Filter these entries, keeping only lines that hold the word "сред".

# # #

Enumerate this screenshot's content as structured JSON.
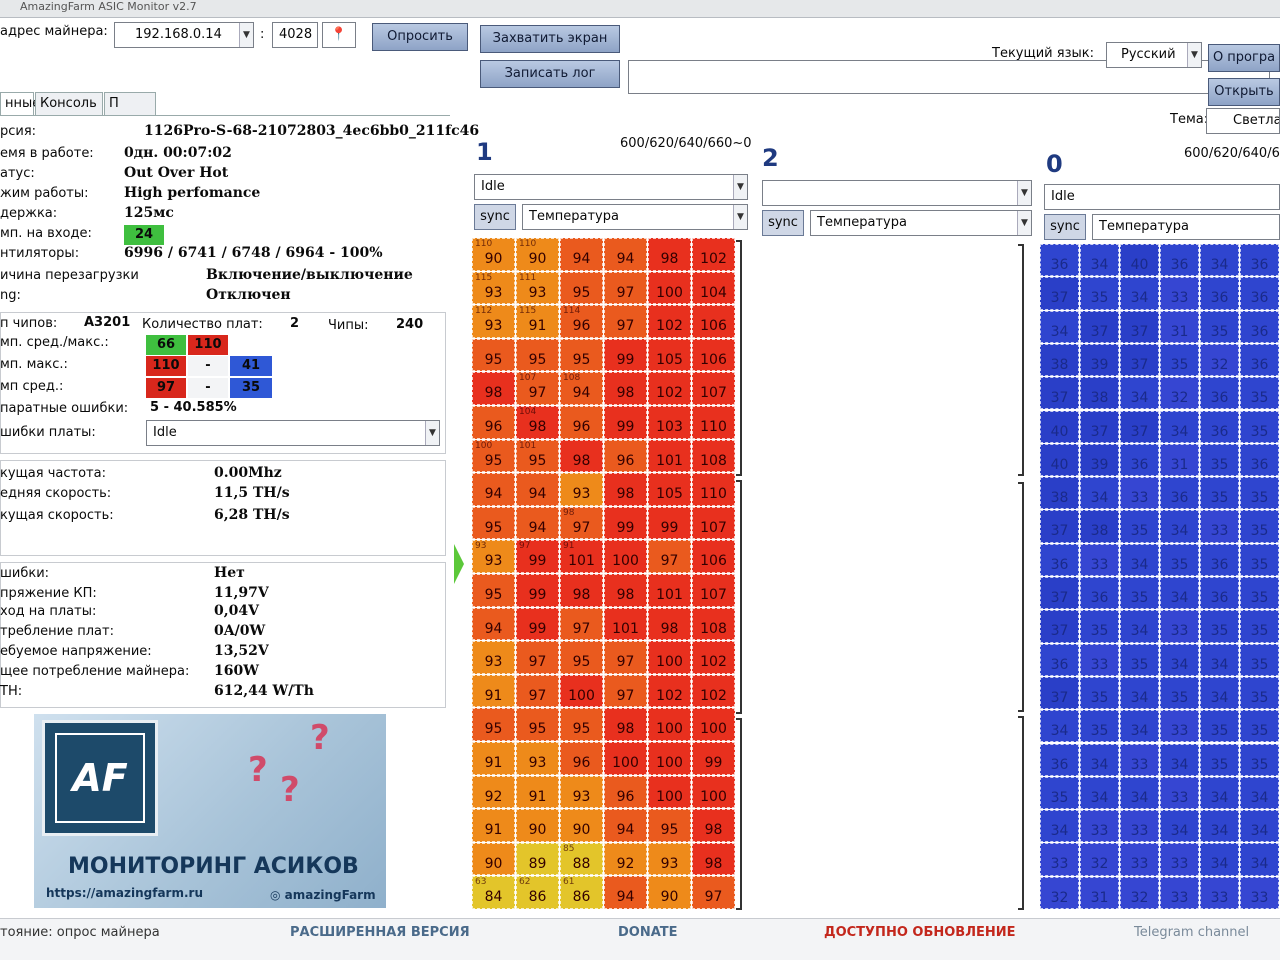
{
  "window": {
    "title": "AmazingFarm ASIC Monitor v2.7"
  },
  "toolbar": {
    "address_label": "адрес майнера:",
    "ip_value": "192.168.0.14",
    "port_sep": ":",
    "port_value": "4028",
    "poll_label": "Опросить",
    "capture_label": "Захватить экран",
    "log_label": "Записать лог",
    "log_path": "",
    "lang_label": "Текущий язык:",
    "lang_value": "Русский",
    "about_label": "О програ",
    "open_label": "Открыть",
    "theme_label": "Тема:",
    "theme_value": "Светла"
  },
  "tabs": [
    {
      "label": "нные"
    },
    {
      "label": "Консоль"
    },
    {
      "label": "П"
    }
  ],
  "info": [
    {
      "label": "рсия:",
      "value": "1126Pro-S-68-21072803_4ec6bb0_211fc46"
    },
    {
      "label": "емя в работе:",
      "value": "0дн. 00:07:02"
    },
    {
      "label": "атус:",
      "value": "Out Over Hot"
    },
    {
      "label": "жим работы:",
      "value": "High perfomance"
    },
    {
      "label": "держка:",
      "value": "125мс"
    },
    {
      "label": "мп. на входе:",
      "value": "24"
    },
    {
      "label": "нтиляторы:",
      "value": "6996 / 6741 / 6748 / 6964 - 100%"
    },
    {
      "label": "ичина перезагрузки",
      "value": "Включение/выключение"
    },
    {
      "label": "ng:",
      "value": "Отключен"
    }
  ],
  "chips": {
    "type_label": "п чипов:",
    "type_value": "A3201",
    "boards_label": "Количество плат:",
    "boards_value": "2",
    "chips_label": "Чипы:",
    "chips_value": "240",
    "avgmax_label": "мп. сред./макс.:",
    "avgmax_avg": "66",
    "avgmax_max": "110",
    "max_label": "мп. макс.:",
    "max_values": [
      "110",
      "-",
      "41"
    ],
    "avg_label": "мп сред.:",
    "avg_values": [
      "97",
      "-",
      "35"
    ],
    "hw_label": "паратные ошибки:",
    "hw_value": "5 - 40.585%",
    "board_err_label": "шибки платы:",
    "board_err_value": "Idle"
  },
  "speed": [
    {
      "label": "кущая частота:",
      "value": "0.00Mhz"
    },
    {
      "label": "едняя скорость:",
      "value": "11,5 TH/s"
    },
    {
      "label": "кущая скорость:",
      "value": "6,28 TH/s"
    }
  ],
  "power": [
    {
      "label": "шибки:",
      "value": "Нет"
    },
    {
      "label": "пряжение КП:",
      "value": "11,97V"
    },
    {
      "label": "ход на платы:",
      "value": "0,04V"
    },
    {
      "label": "требление плат:",
      "value": "0A/0W"
    },
    {
      "label": "ебуемое напряжение:",
      "value": "13,52V"
    },
    {
      "label": "щее потребление майнера:",
      "value": "160W"
    },
    {
      "label": "TH:",
      "value": "612,44 W/Th"
    }
  ],
  "banner": {
    "logo_text": "AF",
    "logo_caption": "AMAZING FARM",
    "title": "МОНИТОРИНГ АСИКОВ",
    "url": "https://amazingfarm.ru",
    "brand": "amazingFarm"
  },
  "boards": [
    {
      "number": "1",
      "freq": "600/620/640/660~0",
      "state": "Idle",
      "sync": "sync",
      "mode": "Температура",
      "rows": [
        {
          "small": [
            "110",
            "110",
            "",
            "",
            "",
            ""
          ],
          "temps": [
            "90",
            "90",
            "94",
            "94",
            "98",
            "102"
          ]
        },
        {
          "small": [
            "115",
            "111",
            "",
            "",
            "",
            ""
          ],
          "temps": [
            "93",
            "93",
            "95",
            "97",
            "100",
            "104"
          ]
        },
        {
          "small": [
            "112",
            "115",
            "114",
            "",
            "",
            ""
          ],
          "temps": [
            "93",
            "91",
            "96",
            "97",
            "102",
            "106"
          ]
        },
        {
          "small": [
            "",
            "",
            "",
            "",
            "",
            ""
          ],
          "temps": [
            "95",
            "95",
            "95",
            "99",
            "105",
            "106"
          ]
        },
        {
          "small": [
            "",
            "107",
            "108",
            "",
            "",
            ""
          ],
          "temps": [
            "98",
            "97",
            "94",
            "98",
            "102",
            "107"
          ]
        },
        {
          "small": [
            "",
            "104",
            "",
            "",
            "",
            ""
          ],
          "temps": [
            "96",
            "98",
            "96",
            "99",
            "103",
            "110"
          ]
        },
        {
          "small": [
            "100",
            "101",
            "",
            "",
            "",
            ""
          ],
          "temps": [
            "95",
            "95",
            "98",
            "96",
            "101",
            "108"
          ]
        },
        {
          "small": [
            "",
            "",
            "",
            "",
            "",
            ""
          ],
          "temps": [
            "94",
            "94",
            "93",
            "98",
            "105",
            "110"
          ]
        },
        {
          "small": [
            "",
            "",
            "98",
            "",
            "",
            ""
          ],
          "temps": [
            "95",
            "94",
            "97",
            "99",
            "99",
            "107"
          ]
        },
        {
          "small": [
            "93",
            "97",
            "91",
            "",
            "",
            ""
          ],
          "temps": [
            "93",
            "99",
            "101",
            "100",
            "97",
            "106"
          ]
        },
        {
          "small": [
            "",
            "",
            "",
            "",
            "",
            ""
          ],
          "temps": [
            "95",
            "99",
            "98",
            "98",
            "101",
            "107"
          ]
        },
        {
          "small": [
            "",
            "",
            "",
            "",
            "",
            ""
          ],
          "temps": [
            "94",
            "99",
            "97",
            "101",
            "98",
            "108"
          ]
        },
        {
          "small": [
            "",
            "",
            "",
            "",
            "",
            ""
          ],
          "temps": [
            "93",
            "97",
            "95",
            "97",
            "100",
            "102"
          ]
        },
        {
          "small": [
            "",
            "",
            "",
            "",
            "",
            ""
          ],
          "temps": [
            "91",
            "97",
            "100",
            "97",
            "102",
            "102"
          ]
        },
        {
          "small": [
            "",
            "",
            "",
            "",
            "",
            ""
          ],
          "temps": [
            "95",
            "95",
            "95",
            "98",
            "100",
            "100"
          ]
        },
        {
          "small": [
            "",
            "",
            "",
            "",
            "",
            ""
          ],
          "temps": [
            "91",
            "93",
            "96",
            "100",
            "100",
            "99"
          ]
        },
        {
          "small": [
            "",
            "",
            "",
            "",
            "",
            ""
          ],
          "temps": [
            "92",
            "91",
            "93",
            "96",
            "100",
            "100"
          ]
        },
        {
          "small": [
            "",
            "",
            "",
            "",
            "",
            ""
          ],
          "temps": [
            "91",
            "90",
            "90",
            "94",
            "95",
            "98"
          ]
        },
        {
          "small": [
            "",
            "",
            "85",
            "",
            "",
            ""
          ],
          "temps": [
            "90",
            "89",
            "88",
            "92",
            "93",
            "98"
          ]
        },
        {
          "small": [
            "63",
            "62",
            "61",
            "",
            "",
            ""
          ],
          "temps": [
            "84",
            "86",
            "86",
            "94",
            "90",
            "97"
          ]
        }
      ]
    },
    {
      "number": "2",
      "freq": "",
      "state": "",
      "sync": "sync",
      "mode": "Температура"
    },
    {
      "number": "0",
      "freq": "600/620/640/66",
      "state": "Idle",
      "sync": "sync",
      "mode": "Температура",
      "rows": [
        {
          "small": [
            "",
            "",
            "",
            "",
            "",
            ""
          ],
          "temps": [
            "36",
            "34",
            "40",
            "36",
            "34",
            "36"
          ]
        },
        {
          "small": [
            "",
            "",
            "",
            "",
            "",
            ""
          ],
          "temps": [
            "37",
            "35",
            "34",
            "33",
            "36",
            "36"
          ]
        },
        {
          "small": [
            "",
            "",
            "",
            "",
            "",
            ""
          ],
          "temps": [
            "34",
            "37",
            "37",
            "31",
            "35",
            "36"
          ]
        },
        {
          "small": [
            "",
            "",
            "",
            "",
            "",
            ""
          ],
          "temps": [
            "38",
            "39",
            "37",
            "35",
            "32",
            "36"
          ]
        },
        {
          "small": [
            "",
            "",
            "",
            "",
            "",
            ""
          ],
          "temps": [
            "37",
            "38",
            "34",
            "32",
            "36",
            "35"
          ]
        },
        {
          "small": [
            "",
            "",
            "",
            "",
            "",
            ""
          ],
          "temps": [
            "40",
            "37",
            "37",
            "34",
            "36",
            "35"
          ]
        },
        {
          "small": [
            "",
            "",
            "",
            "",
            "",
            ""
          ],
          "temps": [
            "40",
            "39",
            "36",
            "31",
            "35",
            "36"
          ]
        },
        {
          "small": [
            "",
            "",
            "",
            "",
            "",
            ""
          ],
          "temps": [
            "38",
            "34",
            "33",
            "36",
            "35",
            "35"
          ]
        },
        {
          "small": [
            "",
            "",
            "",
            "",
            "",
            ""
          ],
          "temps": [
            "37",
            "38",
            "35",
            "34",
            "33",
            "35"
          ]
        },
        {
          "small": [
            "",
            "",
            "",
            "",
            "",
            ""
          ],
          "temps": [
            "36",
            "33",
            "34",
            "35",
            "36",
            "35"
          ]
        },
        {
          "small": [
            "",
            "",
            "",
            "",
            "",
            ""
          ],
          "temps": [
            "37",
            "36",
            "35",
            "34",
            "36",
            "35"
          ]
        },
        {
          "small": [
            "",
            "",
            "",
            "",
            "",
            ""
          ],
          "temps": [
            "37",
            "35",
            "34",
            "33",
            "35",
            "35"
          ]
        },
        {
          "small": [
            "",
            "",
            "",
            "",
            "",
            ""
          ],
          "temps": [
            "36",
            "33",
            "35",
            "34",
            "34",
            "35"
          ]
        },
        {
          "small": [
            "",
            "",
            "",
            "",
            "",
            ""
          ],
          "temps": [
            "37",
            "35",
            "34",
            "35",
            "34",
            "35"
          ]
        },
        {
          "small": [
            "",
            "",
            "",
            "",
            "",
            ""
          ],
          "temps": [
            "34",
            "35",
            "34",
            "33",
            "35",
            "35"
          ]
        },
        {
          "small": [
            "",
            "",
            "",
            "",
            "",
            ""
          ],
          "temps": [
            "36",
            "34",
            "33",
            "34",
            "35",
            "35"
          ]
        },
        {
          "small": [
            "",
            "",
            "",
            "",
            "",
            ""
          ],
          "temps": [
            "35",
            "34",
            "34",
            "33",
            "34",
            "34"
          ]
        },
        {
          "small": [
            "",
            "",
            "",
            "",
            "",
            ""
          ],
          "temps": [
            "34",
            "33",
            "33",
            "34",
            "34",
            "34"
          ]
        },
        {
          "small": [
            "",
            "",
            "",
            "",
            "",
            ""
          ],
          "temps": [
            "33",
            "32",
            "33",
            "33",
            "34",
            "34"
          ]
        },
        {
          "small": [
            "",
            "",
            "",
            "",
            "",
            ""
          ],
          "temps": [
            "32",
            "31",
            "32",
            "33",
            "33",
            "33"
          ]
        }
      ]
    }
  ],
  "status": {
    "state": "тояние: опрос майнера",
    "extended": "РАСШИРЕННАЯ ВЕРСИЯ",
    "donate": "DONATE",
    "update": "ДОСТУПНО ОБНОВЛЕНИЕ",
    "telegram": "Telegram channel"
  },
  "colors": {
    "hot": "#e8301e",
    "warm": "#ee8a1a",
    "cool": "#e3c52a",
    "blue": "#2f43c9",
    "green_badge": "#3fbf3f",
    "red_badge": "#d8271c",
    "blue_badge": "#2f58d6"
  }
}
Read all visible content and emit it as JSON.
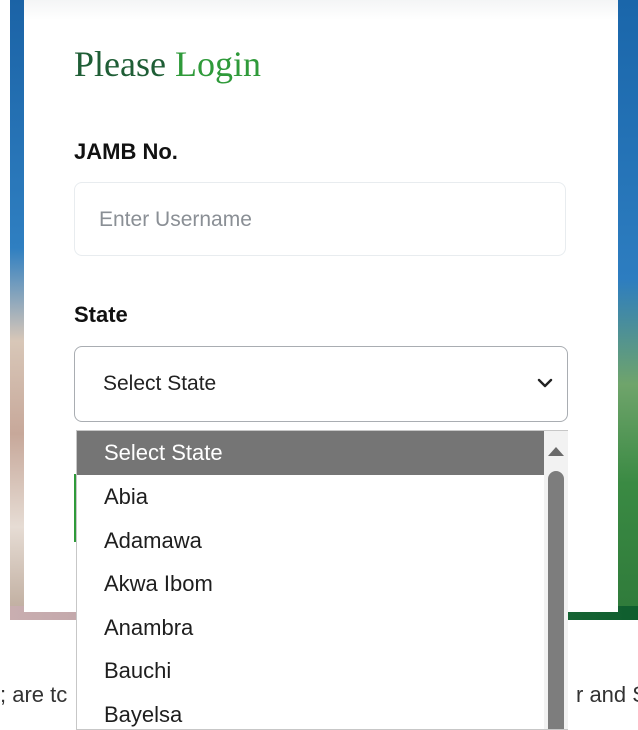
{
  "login": {
    "title_part1": "Please",
    "title_part2": "Login",
    "jamb_label": "JAMB No.",
    "username_placeholder": "Enter Username",
    "state_label": "State",
    "state_selected": "Select State"
  },
  "state_dropdown": {
    "options": [
      "Select State",
      "Abia",
      "Adamawa",
      "Akwa Ibom",
      "Anambra",
      "Bauchi",
      "Bayelsa"
    ]
  },
  "footer": {
    "left_fragment": "; are tc",
    "right_fragment": "r and S"
  },
  "colors": {
    "title_dark": "#1f5e36",
    "title_accent": "#2f9a3a",
    "selected_option_bg": "#757575"
  }
}
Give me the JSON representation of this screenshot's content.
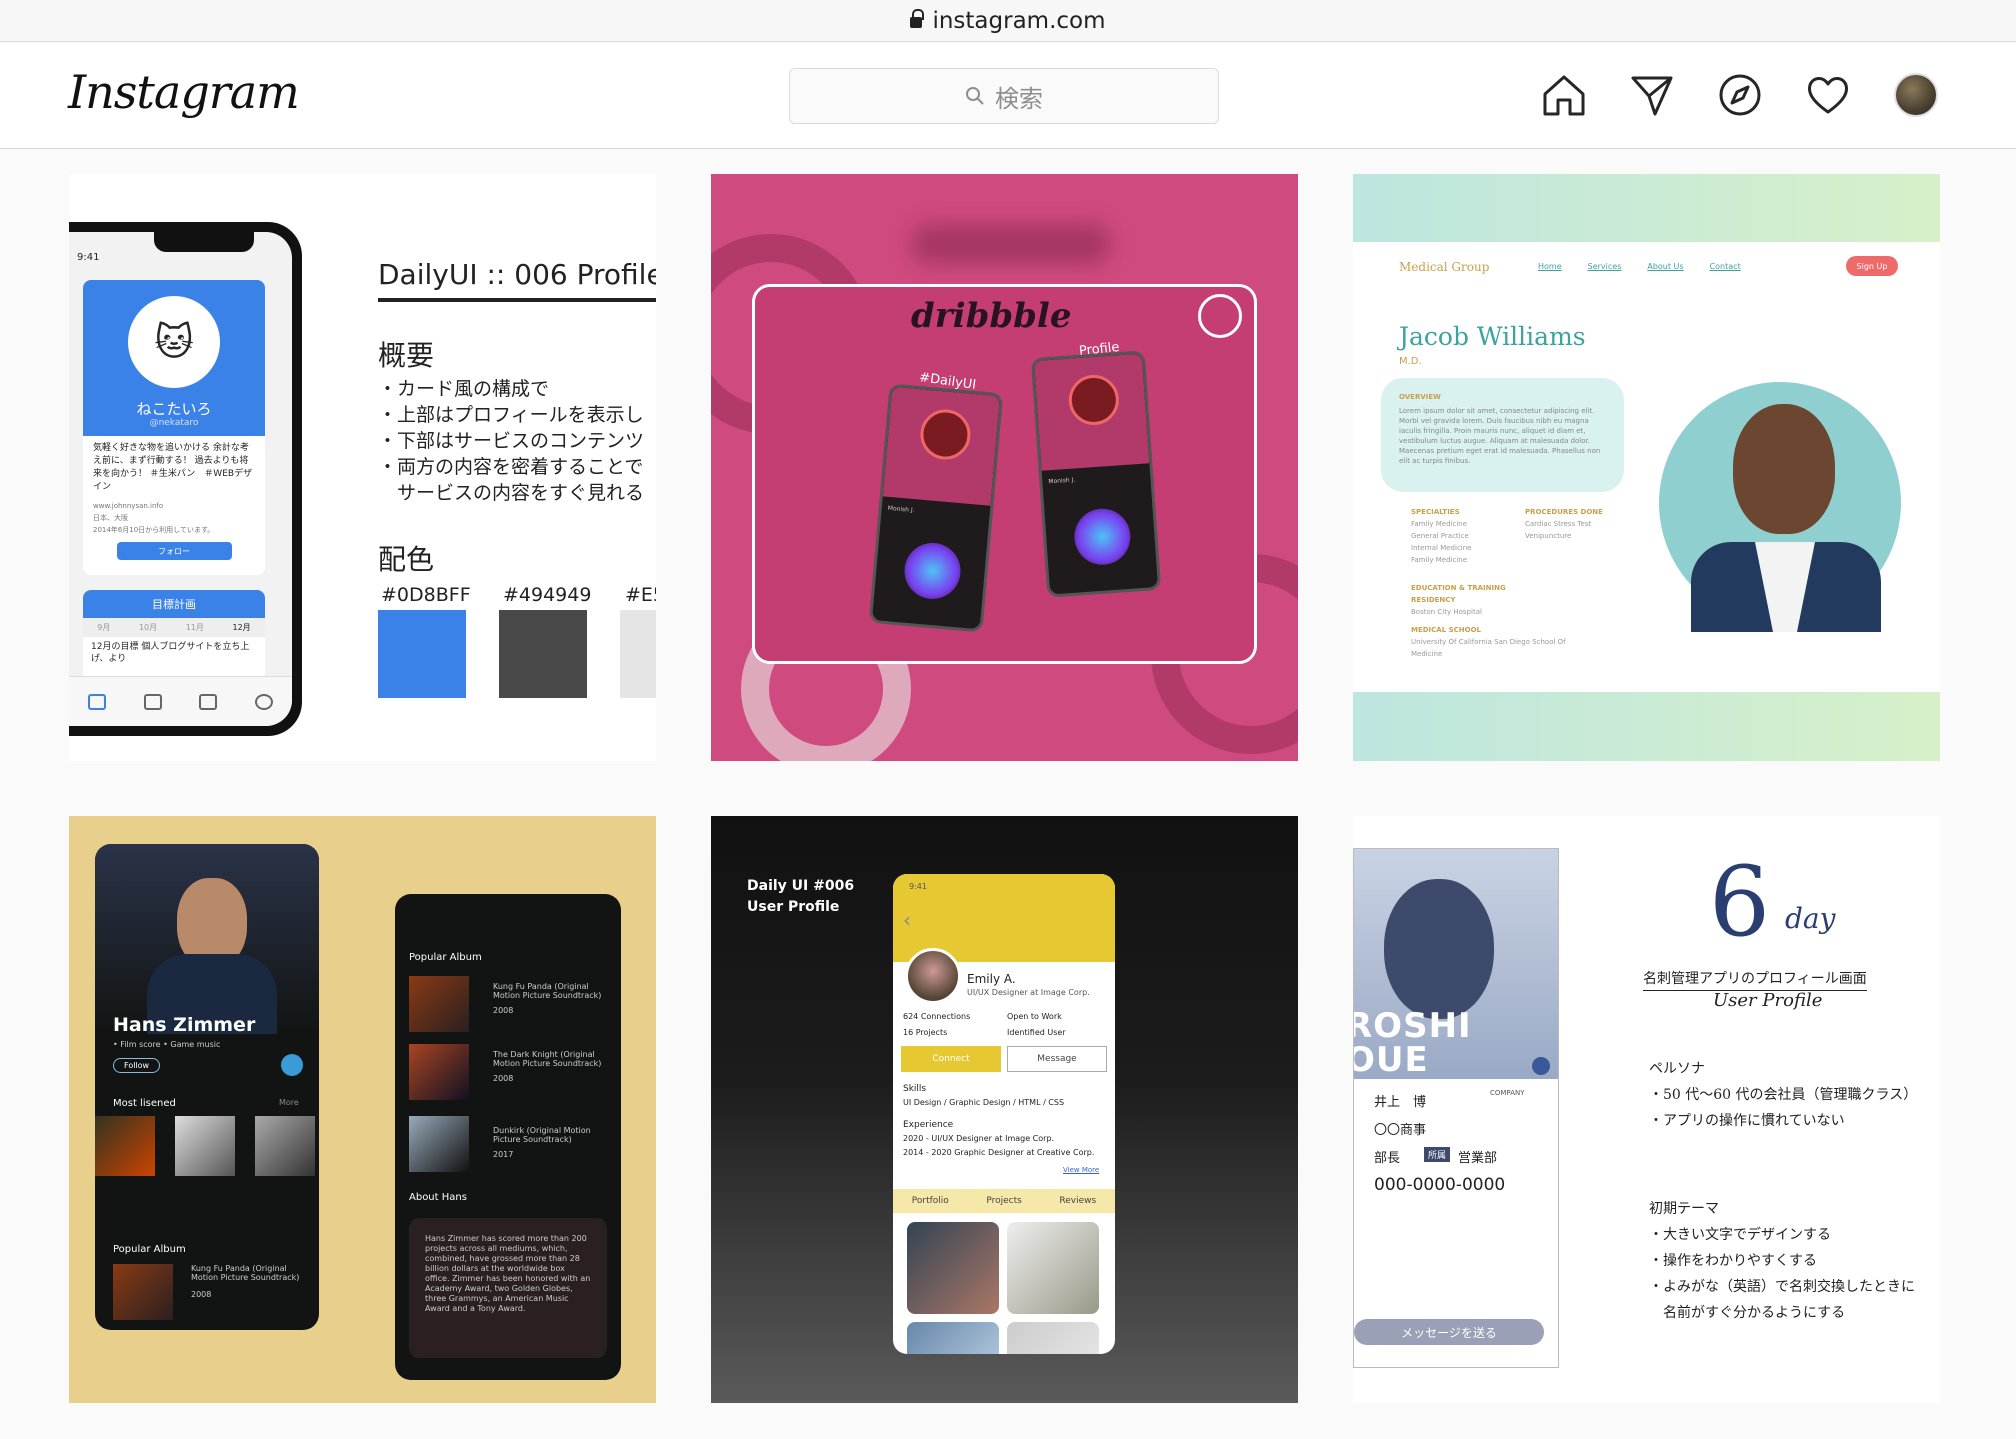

# # #

### OUTPUT BELOW
    "avgmax_label": "мп. сред./макс.:",
    "avg_label": "мп сред.:",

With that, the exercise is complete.